**Task to carry out:** How many of the lines that follow contain the word "from"? Give only the number.

**Supplied material:**
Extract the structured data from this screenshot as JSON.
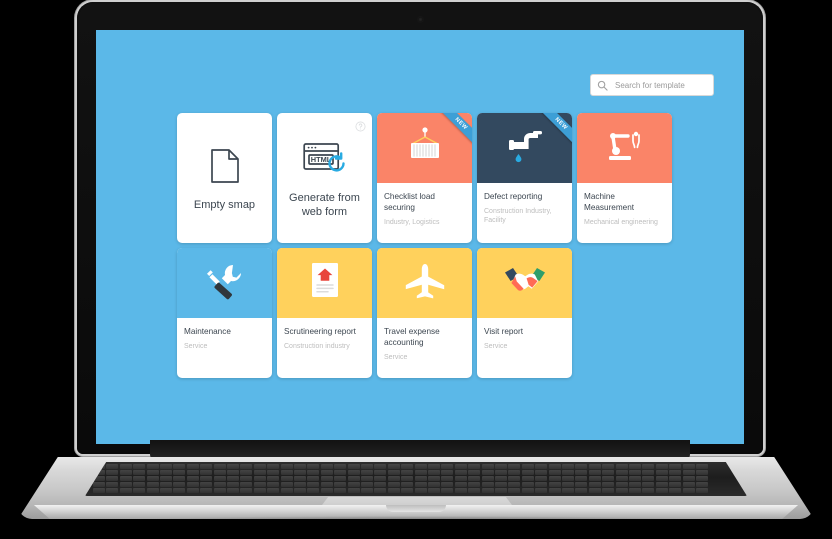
{
  "app": {
    "background_color": "#5BB8E8",
    "device": "laptop"
  },
  "search": {
    "placeholder": "Search for template",
    "value": "",
    "icon": "search-icon"
  },
  "badges": {
    "new_label": "NEW"
  },
  "icons": {
    "help": "help-circle-icon"
  },
  "cards": [
    {
      "id": "empty-smap",
      "kind": "action",
      "title": "Empty smap",
      "subtitle": "",
      "icon": "document-icon",
      "thumb_color": "#FFFFFF",
      "badge": "",
      "has_help": false
    },
    {
      "id": "generate-from-web-form",
      "kind": "action",
      "title": "Generate from\nweb form",
      "subtitle": "",
      "icon": "html-browser-refresh-icon",
      "thumb_color": "#FFFFFF",
      "badge": "",
      "has_help": true
    },
    {
      "id": "checklist-load-securing",
      "kind": "template",
      "title": "Checklist load\nsecuring",
      "subtitle": "Industry, Logistics",
      "icon": "shipping-container-crane-icon",
      "thumb_color": "#FA8468",
      "badge": "NEW",
      "has_help": false
    },
    {
      "id": "defect-reporting",
      "kind": "template",
      "title": "Defect reporting",
      "subtitle": "Construction Industry,\nFacility",
      "icon": "faucet-water-drop-icon",
      "thumb_color": "#33495F",
      "badge": "NEW",
      "has_help": false
    },
    {
      "id": "machine-measurement",
      "kind": "template",
      "title": "Machine\nMeasurement",
      "subtitle": "Mechanical engineering",
      "icon": "robotic-arm-caliper-icon",
      "thumb_color": "#FA8468",
      "badge": "",
      "has_help": false
    },
    {
      "id": "maintenance",
      "kind": "template",
      "title": "Maintenance",
      "subtitle": "Service",
      "icon": "wrench-screwdriver-icon",
      "thumb_color": "#5BB8E8",
      "badge": "",
      "has_help": false
    },
    {
      "id": "scrutineering-report",
      "kind": "template",
      "title": "Scrutineering report",
      "subtitle": "Construction industry",
      "icon": "house-document-icon",
      "thumb_color": "#FFD15C",
      "badge": "",
      "has_help": false
    },
    {
      "id": "travel-expense-accounting",
      "kind": "template",
      "title": "Travel expense\naccounting",
      "subtitle": "Service",
      "icon": "airplane-icon",
      "thumb_color": "#FFD15C",
      "badge": "",
      "has_help": false
    },
    {
      "id": "visit-report",
      "kind": "template",
      "title": "Visit report",
      "subtitle": "Service",
      "icon": "handshake-icon",
      "thumb_color": "#FFD15C",
      "badge": "",
      "has_help": false
    }
  ]
}
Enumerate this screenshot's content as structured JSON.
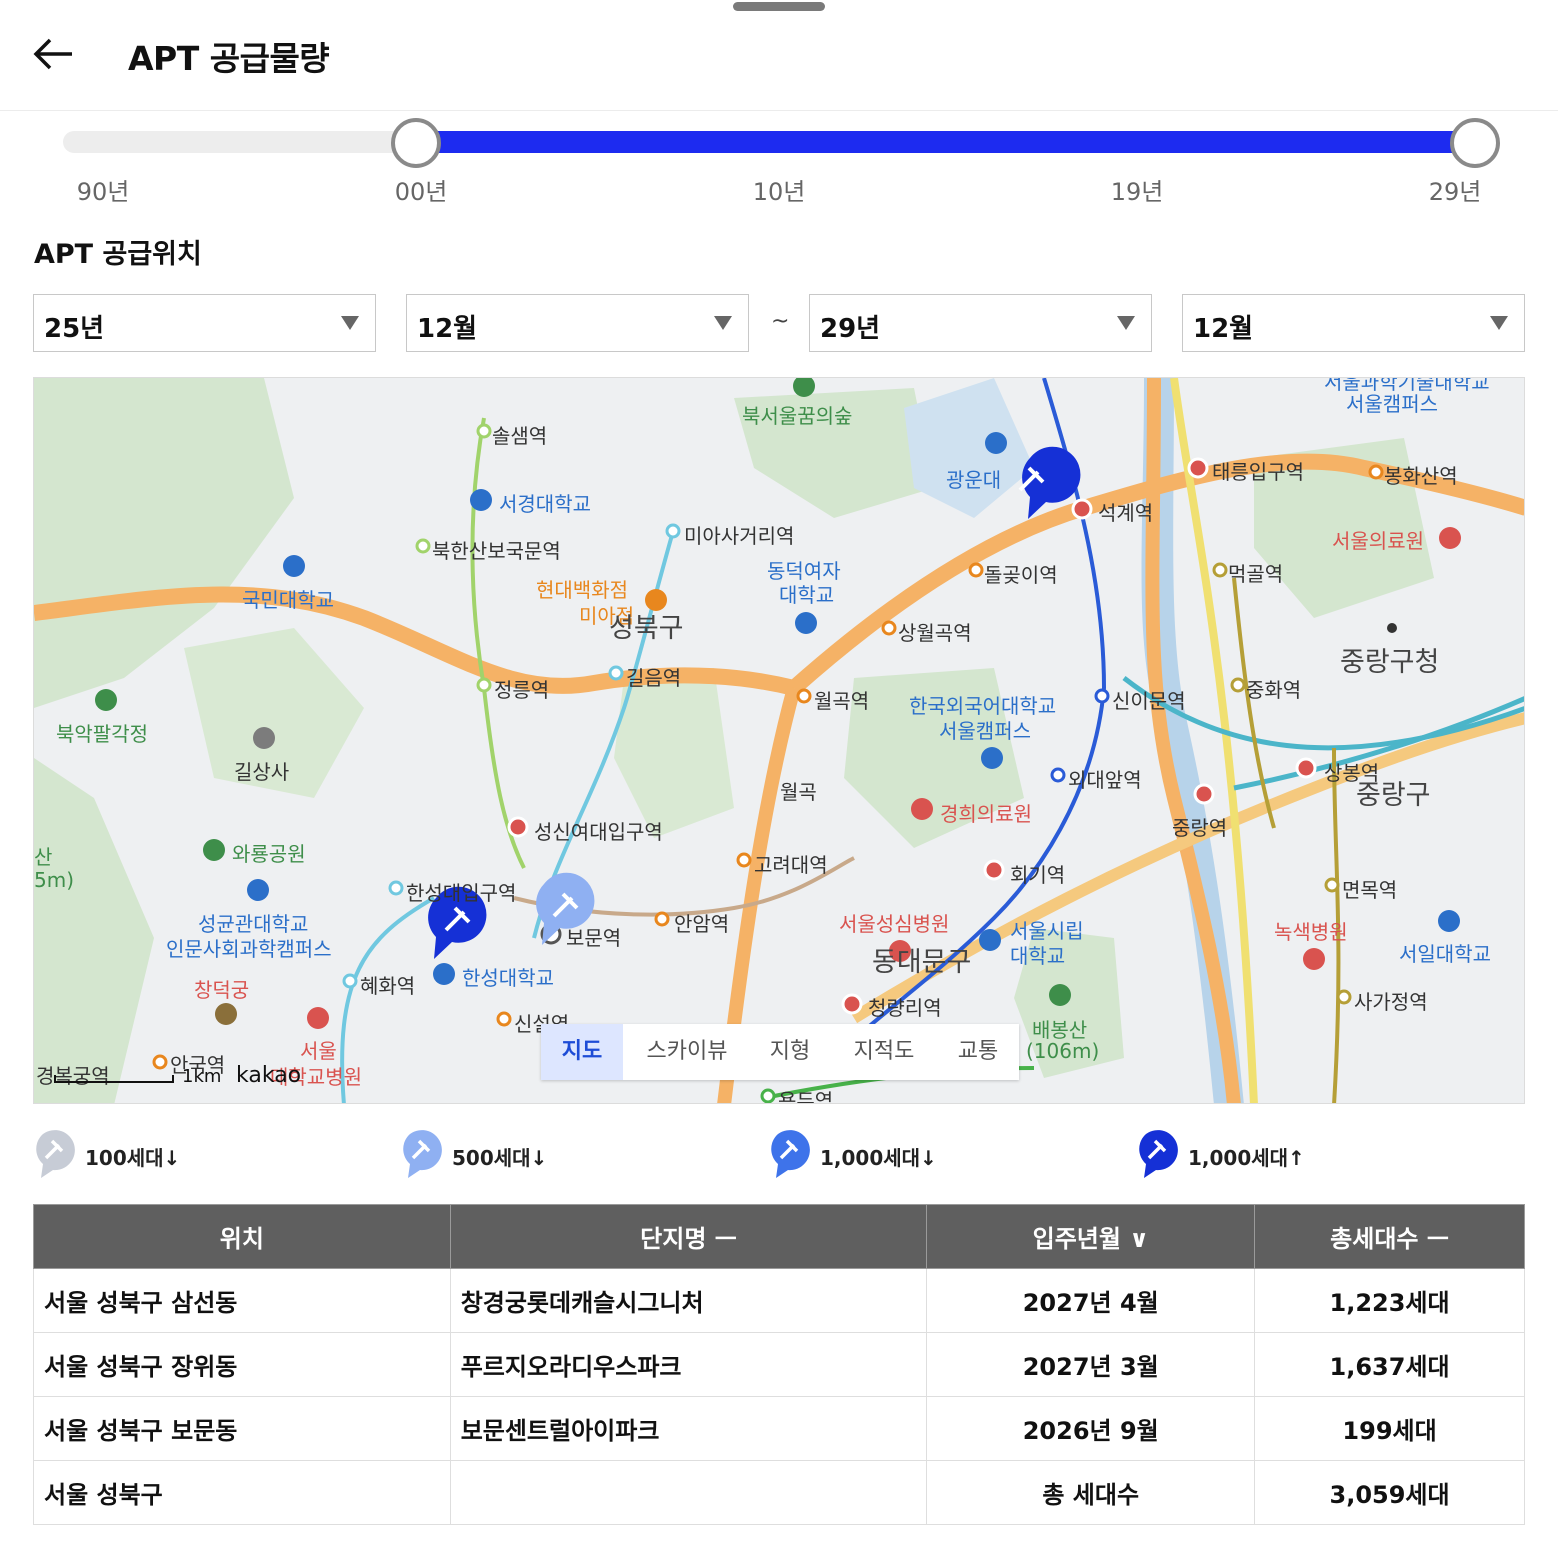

**Finished exercise:** 3